BEGIN RECORDS TO PROCESS

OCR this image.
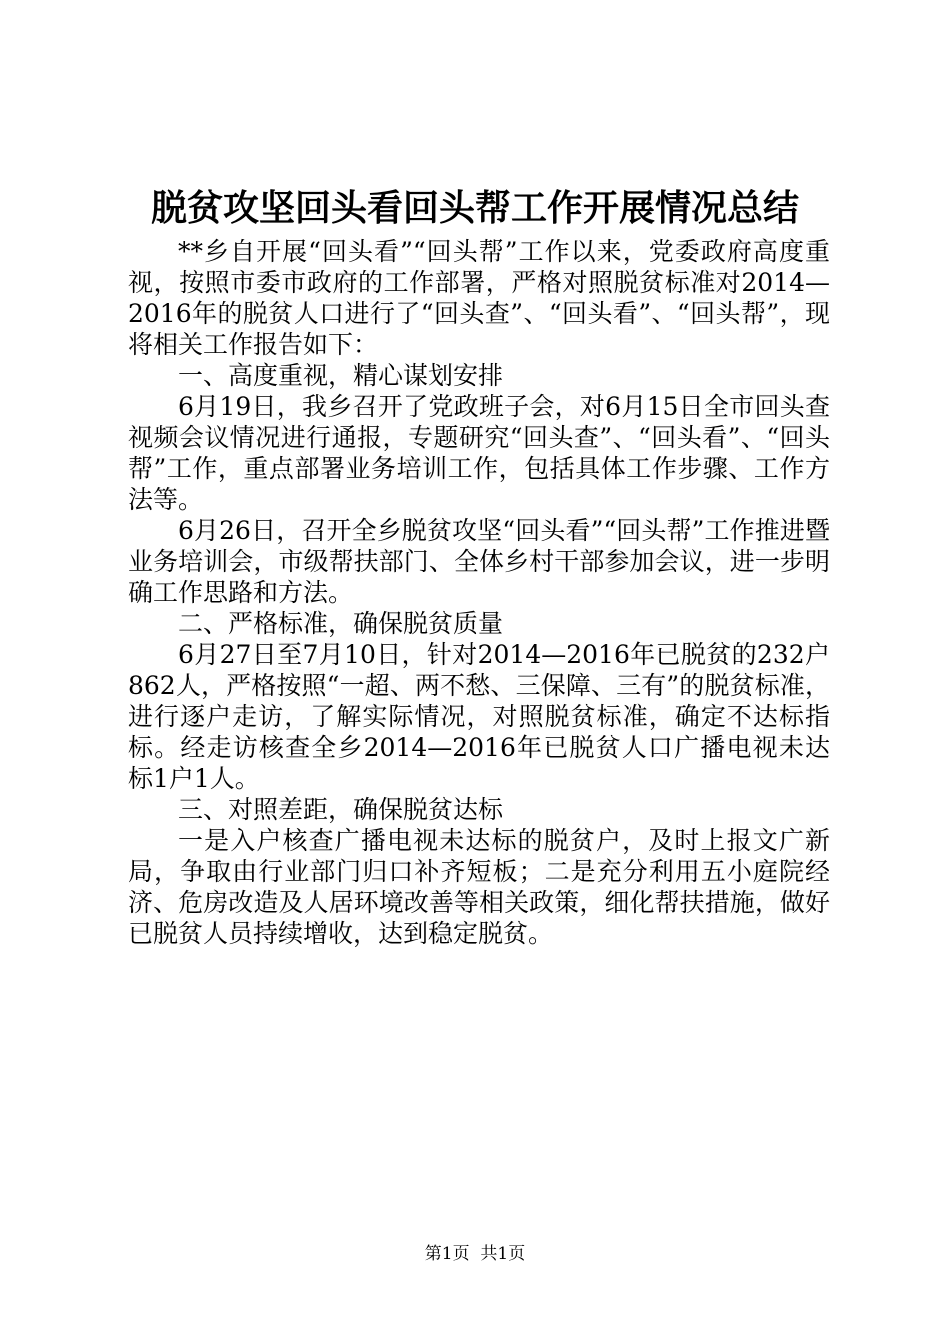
脱贫攻坚回头看回头帮工作开展情况总结

**乡自开展“回头看”“回头帮”工作以来，党委政府高度重视，按照市委市政府的工作部署，严格对照脱贫标准对2014—2016年的脱贫人口进行了“回头查”、“回头看”、“回头帮”，现将相关工作报告如下：

一、高度重视，精心谋划安排

6月19日，我乡召开了党政班子会，对6月15日全市回头查视频会议情况进行通报，专题研究“回头查”、“回头看”、“回头帮”工作，重点部署业务培训工作，包括具体工作步骤、工作方法等。

6月26日，召开全乡脱贫攻坚“回头看”“回头帮”工作推进暨业务培训会，市级帮扶部门、全体乡村干部参加会议，进一步明确工作思路和方法。

二、严格标准，确保脱贫质量

6月27日至7月10日，针对2014—2016年已脱贫的232户862人，严格按照“一超、两不愁、三保障、三有”的脱贫标准，进行逐户走访，了解实际情况，对照脱贫标准，确定不达标指标。经走访核查全乡2014—2016年已脱贫人口广播电视未达标1户1人。

三、对照差距，确保脱贫达标

一是入户核查广播电视未达标的脱贫户，及时上报文广新局，争取由行业部门归口补齐短板；二是充分利用五小庭院经济、危房改造及人居环境改善等相关政策，细化帮扶措施，做好已脱贫人员持续增收，达到稳定脱贫。

第1页 共1页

END RECORDS TO PROCESS

### [WHAT YOU HAVE TO DO]
Quote each entry above verbatim and drop the pictures.

### [WRITTEN RESPONSE]
OCR this image.
脱贫攻坚回头看回头帮工作开展情况总结

**乡自开展“回头看”“回头帮”工作以来，党委政府高度重视，按照市委市政府的工作部署，严格对照脱贫标准对2014—2016年的脱贫人口进行了“回头查”、“回头看”、“回头帮”，现将相关工作报告如下：

一、高度重视，精心谋划安排

6月19日，我乡召开了党政班子会，对6月15日全市回头查视频会议情况进行通报，专题研究“回头查”、“回头看”、“回头帮”工作，重点部署业务培训工作，包括具体工作步骤、工作方法等。

6月26日，召开全乡脱贫攻坚“回头看”“回头帮”工作推进暨业务培训会，市级帮扶部门、全体乡村干部参加会议，进一步明确工作思路和方法。

二、严格标准，确保脱贫质量

6月27日至7月10日，针对2014—2016年已脱贫的232户862人，严格按照“一超、两不愁、三保障、三有”的脱贫标准，进行逐户走访，了解实际情况，对照脱贫标准，确定不达标指标。经走访核查全乡2014—2016年已脱贫人口广播电视未达标1户1人。

三、对照差距，确保脱贫达标

一是入户核查广播电视未达标的脱贫户，及时上报文广新局，争取由行业部门归口补齐短板；二是充分利用五小庭院经济、危房改造及人居环境改善等相关政策，细化帮扶措施，做好已脱贫人员持续增收，达到稳定脱贫。

第1页 共1页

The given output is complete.